(Written request): Transcribe every line exactly. Leave the pictures behind.

[Stored data entries]
>>>

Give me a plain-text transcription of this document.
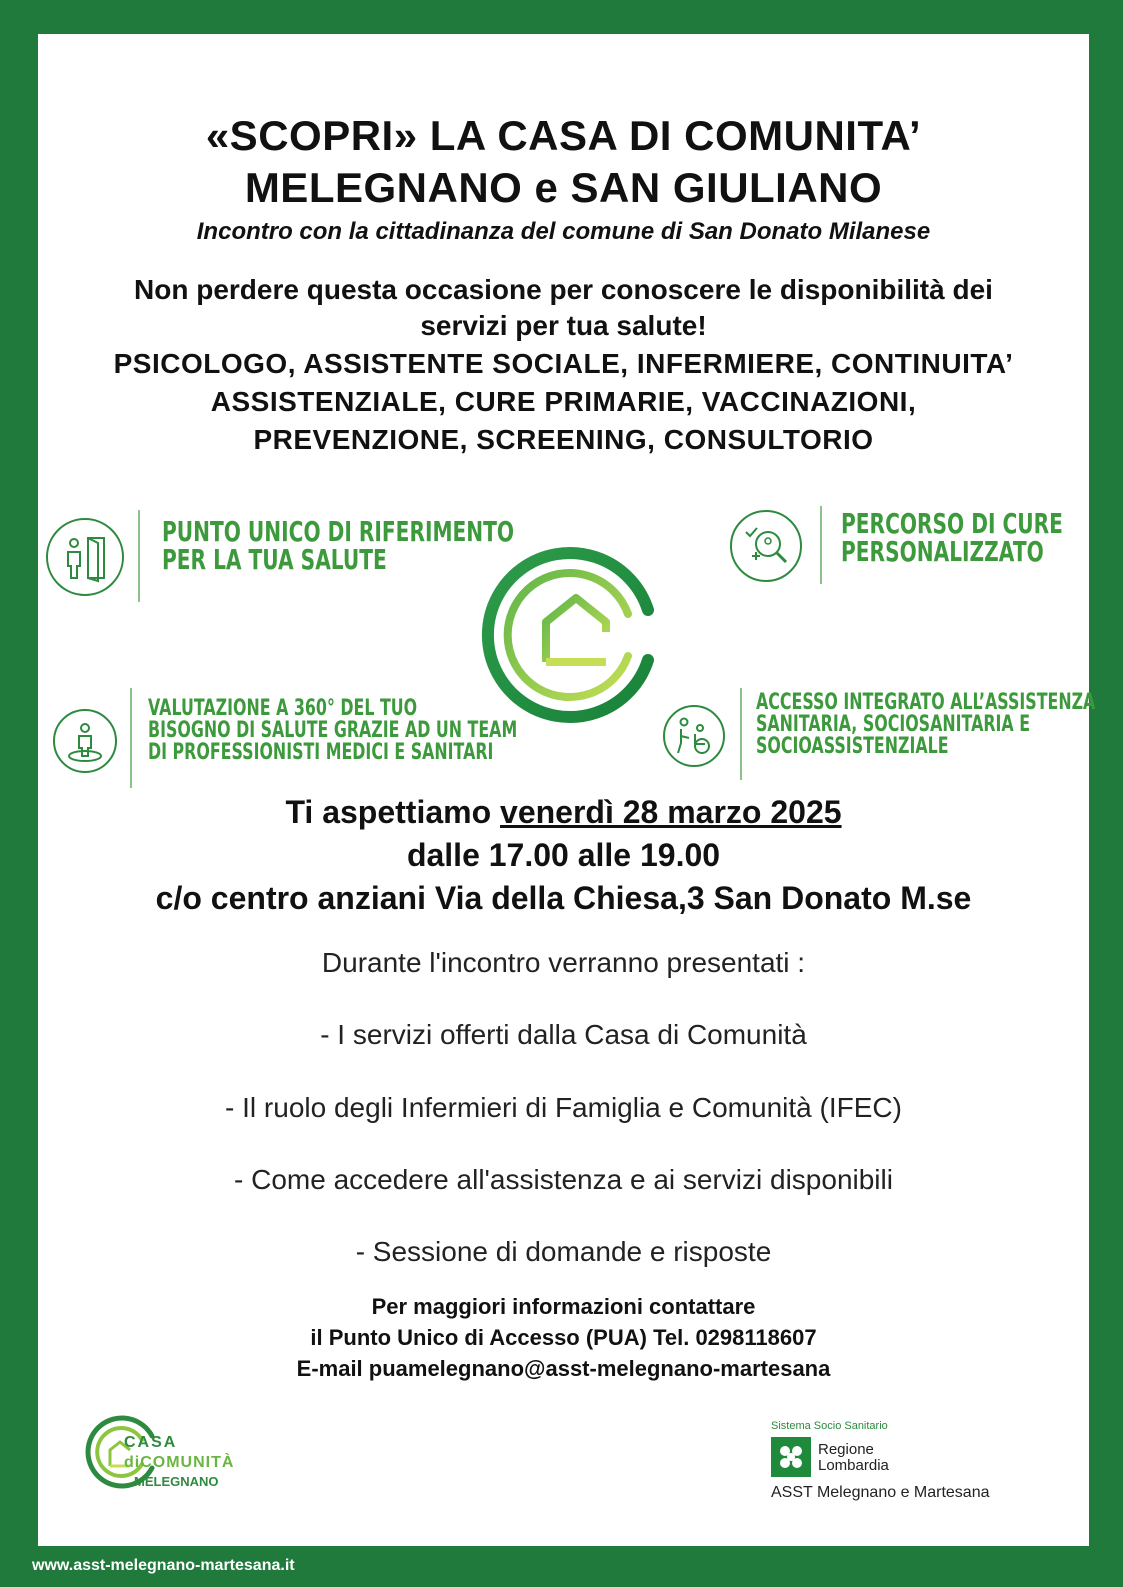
«SCOPRI» LA CASA DI COMUNITA’
MELEGNANO e SAN GIULIANO
Incontro con la cittadinanza del comune di San Donato Milanese
Non perdere questa occasione per conoscere le disponibilità dei
servizi per tua salute!
PSICOLOGO, ASSISTENTE SOCIALE, INFERMIERE, CONTINUITA’
ASSISTENZIALE, CURE PRIMARIE, VACCINAZIONI,
PREVENZIONE, SCREENING, CONSULTORIO
PUNTO UNICO DI RIFERIMENTO
PER LA TUA SALUTE
PERCORSO DI CURE
PERSONALIZZATO
VALUTAZIONE A 360° DEL TUO
BISOGNO DI SALUTE GRAZIE AD UN TEAM
DI PROFESSIONISTI MEDICI E SANITARI
ACCESSO INTEGRATO ALL’ASSISTENZA
SANITARIA, SOCIOSANITARIA E
SOCIOASSISTENZIALE
Ti aspettiamo venerdì 28 marzo 2025
dalle 17.00 alle 19.00
c/o centro anziani Via della Chiesa,3 San Donato M.se
Durante l'incontro verranno presentati :
- I servizi offerti dalla Casa di Comunità
- Il ruolo degli Infermieri di Famiglia e Comunità (IFEC)
- Come accedere all'assistenza e ai servizi disponibili
- Sessione di domande e risposte
Per maggiori informazioni contattare
il Punto Unico di Accesso (PUA) Tel. 0298118607
E-mail puamelegnano@asst-melegnano-martesana
CASA
diCOMUNITÀ
MELEGNANO
Sistema Socio Sanitario
Regione
Lombardia
ASST Melegnano e Martesana
www.asst-melegnano-martesana.it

<<<

(Answer to this exercise):
Give me a plain-text transcription of this document.
«SCOPRI» LA CASA DI COMUNITA’
MELEGNANO e SAN GIULIANO
Incontro con la cittadinanza del comune di San Donato Milanese
Non perdere questa occasione per conoscere le disponibilità dei
servizi per tua salute!
PSICOLOGO, ASSISTENTE SOCIALE, INFERMIERE, CONTINUITA’
ASSISTENZIALE, CURE PRIMARIE, VACCINAZIONI,
PREVENZIONE, SCREENING, CONSULTORIO
PUNTO UNICO DI RIFERIMENTO
PER LA TUA SALUTE
PERCORSO DI CURE
PERSONALIZZATO
VALUTAZIONE A 360° DEL TUO
BISOGNO DI SALUTE GRAZIE AD UN TEAM
DI PROFESSIONISTI MEDICI E SANITARI
ACCESSO INTEGRATO ALL’ASSISTENZA
SANITARIA, SOCIOSANITARIA E
SOCIOASSISTENZIALE
Ti aspettiamo venerdì 28 marzo 2025
dalle 17.00 alle 19.00
c/o centro anziani Via della Chiesa,3 San Donato M.se
Durante l'incontro verranno presentati :
- I servizi offerti dalla Casa di Comunità
- Il ruolo degli Infermieri di Famiglia e Comunità (IFEC)
- Come accedere all'assistenza e ai servizi disponibili
- Sessione di domande e risposte
Per maggiori informazioni contattare
il Punto Unico di Accesso (PUA) Tel. 0298118607
E-mail puamelegnano@asst-melegnano-martesana
CASA
diCOMUNITÀ
MELEGNANO
Sistema Socio Sanitario
Regione
Lombardia
ASST Melegnano e Martesana
www.asst-melegnano-martesana.it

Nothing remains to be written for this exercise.